Copy the records below line for line without any changes, leaving out the pictures.
::::::
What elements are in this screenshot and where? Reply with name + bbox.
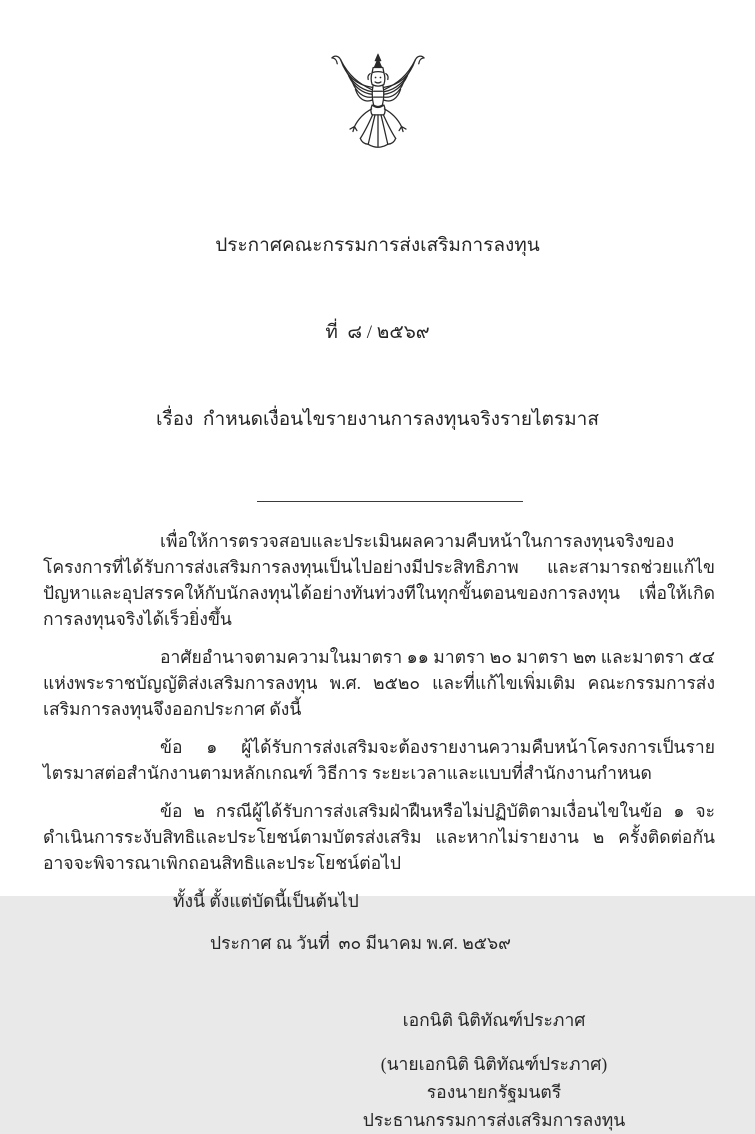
signature-position-line2: ประธานกรรมการส่งเสริมการลงทุน [362, 1110, 626, 1130]
signature-name-parentheses: (นายเอกนิติ นิติทัณฑ์ประภาศ) [380, 1054, 608, 1074]
signature-name: เอกนิติ นิติทัณฑ์ประภาศ [402, 1010, 586, 1030]
document-header [0, 173, 755, 492]
effective-date-line: ทั้งนี้ ตั้งแต่บัดนี้เป็นต้นไป [173, 891, 359, 911]
document-body [43, 528, 720, 1134]
signature-block [333, 1006, 655, 1134]
garuda-emblem-icon [319, 52, 437, 160]
body-paragraph-clause-2: ข้อ ๒ กรณีผู้ได้รับการส่งเสริมฝ่าฝืนหรือไม่ปฏิบัติตามเงื่อนไขในข้อ ๑ จะดำเนินการระงับสิทธิและประโยชน์ตามบัตรส่งเสริม และหากไม่รายงาน ๒ ครั้งติดต่อกัน อาจจะพิจารณาเพิกถอนสิทธิและประโยชน์ต่อไป [43, 801, 720, 873]
garuda-emblem [319, 0, 437, 160]
announcement-date-line: ประกาศ ณ วันที่ ๓๐ มีนาคม พ.ศ. ๒๕๖๙ [210, 933, 511, 953]
body-paragraph: อาศัยอำนาจตามความในมาตรา ๑๑ มาตรา ๒๐ มาตรา ๒๓ และมาตรา ๕๔ แห่งพระราชบัญญัติส่งเสริมการลงทุน พ.ศ. ๒๕๒๐ และที่แก้ไขเพิ่มเติม คณะกรรมการส่งเสริมการลงทุนจึงออกประกาศ ดังนี้ [43, 647, 720, 719]
signature-position-line1: รองนายกรัฐมนตรี [426, 1082, 562, 1102]
announcement-number-line: ที่ ๘ / ๒๕๖๙ [325, 322, 430, 343]
body-paragraph-clause-1: ข้อ ๑ ผู้ได้รับการส่งเสริมจะต้องรายงานความคืบหน้าโครงการเป็นรายไตรมาสต่อสำนักงานตามหลักเกณฑ์ วิธีการ ระยะเวลาและแบบที่สำนักงานกำหนด [43, 737, 715, 783]
announcement-org-line: ประกาศคณะกรรมการส่งเสริมการลงทุน [215, 235, 540, 256]
body-paragraph: เพื่อให้การตรวจสอบและประเมินผลความคืบหน้าในการลงทุนจริงของโครงการที่ได้รับการส่งเสริมการลงทุนเป็นไปอย่างมีประสิทธิภาพ และสามารถช่วยแก้ไขปัญหาและอุปสรรคให้กับนักลงทุนได้อย่างทันท่วงทีในทุกขั้นตอนของการลงทุน เพื่อให้เกิดการลงทุนจริงได้เร็วยิ่งขึ้น [43, 531, 715, 629]
announcement-subject-line: เรื่อง กำหนดเงื่อนไขรายงานการลงทุนจริงรายไตรมาส [156, 409, 599, 430]
header-divider-rule [257, 501, 523, 502]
::::::
TASK SOLUTION.
What elements are in this screenshot and where? Reply with name + bbox.
signature-position-line2: ประธานกรรมการส่งเสริมการลงทุน [362, 1110, 626, 1130]
signature-name-parentheses: (นายเอกนิติ นิติทัณฑ์ประภาศ) [380, 1054, 608, 1074]
signature-name: เอกนิติ นิติทัณฑ์ประภาศ [402, 1010, 586, 1030]
document-header [0, 173, 755, 492]
effective-date-line: ทั้งนี้ ตั้งแต่บัดนี้เป็นต้นไป [173, 891, 359, 911]
document-body [43, 528, 720, 1134]
signature-block [333, 1006, 655, 1134]
garuda-emblem-icon [319, 52, 437, 160]
body-paragraph-clause-2: ข้อ ๒ กรณีผู้ได้รับการส่งเสริมฝ่าฝืนหรือไม่ปฏิบัติตามเงื่อนไขในข้อ ๑ จะดำเนินการระงับสิทธิและประโยชน์ตามบัตรส่งเสริม และหากไม่รายงาน ๒ ครั้งติดต่อกัน อาจจะพิจารณาเพิกถอนสิทธิและประโยชน์ต่อไป [43, 801, 720, 873]
garuda-emblem [319, 0, 437, 160]
announcement-date-line: ประกาศ ณ วันที่ ๓๐ มีนาคม พ.ศ. ๒๕๖๙ [210, 933, 511, 953]
body-paragraph: อาศัยอำนาจตามความในมาตรา ๑๑ มาตรา ๒๐ มาตรา ๒๓ และมาตรา ๕๔ แห่งพระราชบัญญัติส่งเสริมการลงทุน พ.ศ. ๒๕๒๐ และที่แก้ไขเพิ่มเติม คณะกรรมการส่งเสริมการลงทุนจึงออกประกาศ ดังนี้ [43, 647, 720, 719]
signature-position-line1: รองนายกรัฐมนตรี [426, 1082, 562, 1102]
announcement-number-line: ที่ ๘ / ๒๕๖๙ [325, 322, 430, 343]
body-paragraph-clause-1: ข้อ ๑ ผู้ได้รับการส่งเสริมจะต้องรายงานความคืบหน้าโครงการเป็นรายไตรมาสต่อสำนักงานตามหลักเกณฑ์ วิธีการ ระยะเวลาและแบบที่สำนักงานกำหนด [43, 737, 715, 783]
announcement-org-line: ประกาศคณะกรรมการส่งเสริมการลงทุน [215, 235, 540, 256]
body-paragraph: เพื่อให้การตรวจสอบและประเมินผลความคืบหน้าในการลงทุนจริงของโครงการที่ได้รับการส่งเสริมการลงทุนเป็นไปอย่างมีประสิทธิภาพ และสามารถช่วยแก้ไขปัญหาและอุปสรรคให้กับนักลงทุนได้อย่างทันท่วงทีในทุกขั้นตอนของการลงทุน เพื่อให้เกิดการลงทุนจริงได้เร็วยิ่งขึ้น [43, 531, 715, 629]
announcement-subject-line: เรื่อง กำหนดเงื่อนไขรายงานการลงทุนจริงรายไตรมาส [156, 409, 599, 430]
header-divider-rule [257, 501, 523, 502]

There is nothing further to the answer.